--- Extracted text ---
■ ■ ■

Re: question about curator - retry policy

Jordan Zimmerman Fri, 20 May 2016 15:24:44 -0700

Retry policy is only used for individual operations. Any client-server system 
needs to have retries to avoid temporary network events. The entire 
curator-client and curator-framework modules are written to handle ZooKeeper 
client connection maintenance. So, there isn’t one thing I can point to.


Internally, the ServiceDiscovery code uses a PathChildrenCache instance. If all 
you are using is Service Discovery there is almost no need for you to monitor 
the connection state. What are you trying to accomplish?

-Jordan

> On May 20, 2016, at 5:19 PM, Moshiko Kasirer <[email protected]> wrote:
> 
> The thing is we have many negative tests in which we stop and start the zk 
> quorum the issue I raised only happens from time to time.... So it's hat I 
> hard to reproduce. But you just wrote that when the quorom is up the 
> connection should be reconnected ... how? who does that? ZkClient  or 
> curator? That is not related to retry policy?
> 
> בתאריך 21 במאי 2016 01:12,‏ "Jordan Zimmerman" <[email protected] 
> <mailto:[email protected]>> כתב:
> If the ZK cluster’s quorum is restored, then the connection state should 
> change to RECONNECTED. There are copious tests in Curator itself that show 
> this. If you’re seeing that Curator does not restore a broken connection then 
> there is a deeper bug. Can you create a test that shows the problem?
> 
> -Jordan
> 
>> On May 20, 2016, at 5:07 PM, Moshiko Kasirer <[email protected] 
>> <mailto:[email protected]>> wrote:
>> 
>> I mean that while zk cluster is up the curator connection state stays LOST
>> Which in our case means the app node in which it happens doesnt register 
>> himself as avalable.... I just don't seem to understand when does curator 
>> gives up on trying to connect zk and when he doesn't give up. 
>> Thanks for the help !
>> 
>> בתאריך 21 במאי 2016 00:58,‏ "Jordan Zimmerman" <[email protected] 
>> <mailto:[email protected]>> כתב:
>> You must have a retry policy so that you don’t overwhelm your network and 
>> ZooKeeper cluster. The example code shows how to create a reasonable one.
>>> sometimes although zk cluster is up the curator service discovery 
>>> connection isn't
>>> 
>> Service Discovery’s internal instances might be waiting based on the retry 
>> policy. But, what do you mean by "curator service discovery connection 
>> isn’t”? There isn’t such a thing as a service discovery connection. 
>> 
>> -Jordan
>> 
>>> On May 20, 2016, at 4:53 PM, Moshiko Kasirer <[email protected] 
>>> <mailto:[email protected]>> wrote:
>>> 
>>> We are using your service discovery. So you are saying I should not care 
>>> about the retry policy...? So the only thing left to explain is how come 
>>> sometimes although zk cluster is up the curator service discovery 
>>> connection isn't.....

■ ■ ■

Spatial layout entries
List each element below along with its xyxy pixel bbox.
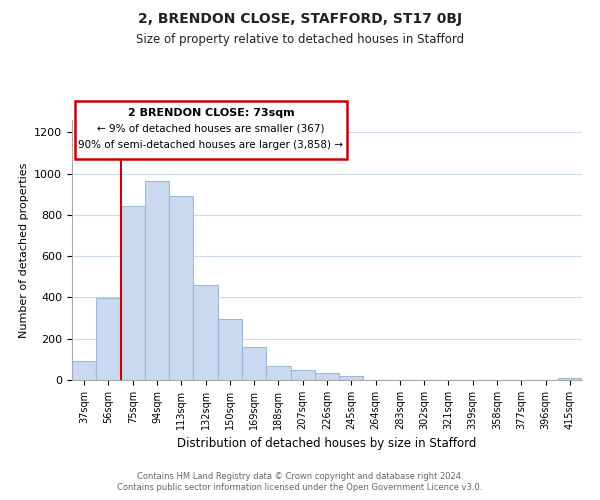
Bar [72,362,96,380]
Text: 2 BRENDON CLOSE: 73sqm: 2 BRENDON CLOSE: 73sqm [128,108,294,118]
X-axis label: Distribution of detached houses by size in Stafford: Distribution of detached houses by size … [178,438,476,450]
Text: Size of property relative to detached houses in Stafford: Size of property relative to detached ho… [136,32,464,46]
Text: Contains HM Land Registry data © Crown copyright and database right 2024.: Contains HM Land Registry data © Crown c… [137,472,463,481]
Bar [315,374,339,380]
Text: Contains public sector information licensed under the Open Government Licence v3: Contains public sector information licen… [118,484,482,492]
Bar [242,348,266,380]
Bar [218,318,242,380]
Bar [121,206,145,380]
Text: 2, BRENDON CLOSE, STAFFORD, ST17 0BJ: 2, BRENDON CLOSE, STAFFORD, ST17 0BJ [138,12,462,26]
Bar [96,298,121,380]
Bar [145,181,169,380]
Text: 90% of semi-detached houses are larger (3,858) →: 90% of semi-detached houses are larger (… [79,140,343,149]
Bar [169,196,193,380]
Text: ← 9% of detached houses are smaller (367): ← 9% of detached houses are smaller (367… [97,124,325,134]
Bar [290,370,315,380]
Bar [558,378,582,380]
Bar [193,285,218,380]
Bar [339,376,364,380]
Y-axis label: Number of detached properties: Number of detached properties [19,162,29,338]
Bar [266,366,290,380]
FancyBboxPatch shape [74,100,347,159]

■ ■ ■

--- Requests ---
1. Answer these questions about the Curator retry policy thread, one line each:
(a) What instance does the ServiceDiscovery code use internally?
(b) What should the connection state change to once the ZK cluster's quorum is restored?
(c) What does a retry policy prevent, according to the thread?
2. Extend the Curator retry policy thread past its final quoted message in the same mailing-list style.

--- Answers to the exercise ---
1.
(a) A PathChildrenCache instance.
(b) RECONNECTED.
(c) It keeps you from overwhelming your network and ZooKeeper cluster.

2.
>>> 
>>> בתאריך 21 במאי 2016 00:43,‏ "Jordan Zimmerman" <[email protected] 
>>> <mailto:[email protected]>> כתב:
>>> If you are using Curator’s Service Discovery code, it will be continuously 
>>> re-trying the connections. This is not because of the retry policy it’s 
>>> because the Service Discovery code manages connection interruptions 
>>> internally.
>>> 
>>> -Jordan
>>> 
>>>> On May 20, 2016, at 4:40 PM, Moshiko Kasirer <[email protected] 
>>>> <mailto:[email protected]>> wrote:
>>>> 
>>>> Thanks for the replay I will send those logs ASAP.
>>>> It's difficult to understand the connection mechanism of zk ....
>>>> We are using curator 2.10 as our service discovery so we have to make sure 
>>>> that when zk is alive we connect and inform the our server is up we do 
>>>> that by listening to curator connection listener which I think has also to 
>>>> do with the retry policy.... But what I can't understand is why sometimes 
>>>> we can see in the log that curator gave up (Lost) yet still a second later 
>>>> curator connection is restored how? Is it because zk session heartbeat 
>>>> restored the connection? Does that Iovine curator to change his connection 
>>>> state? And on the other side we sometimes get to a point were zk is up but 
>>>> curator connection stays as Lost...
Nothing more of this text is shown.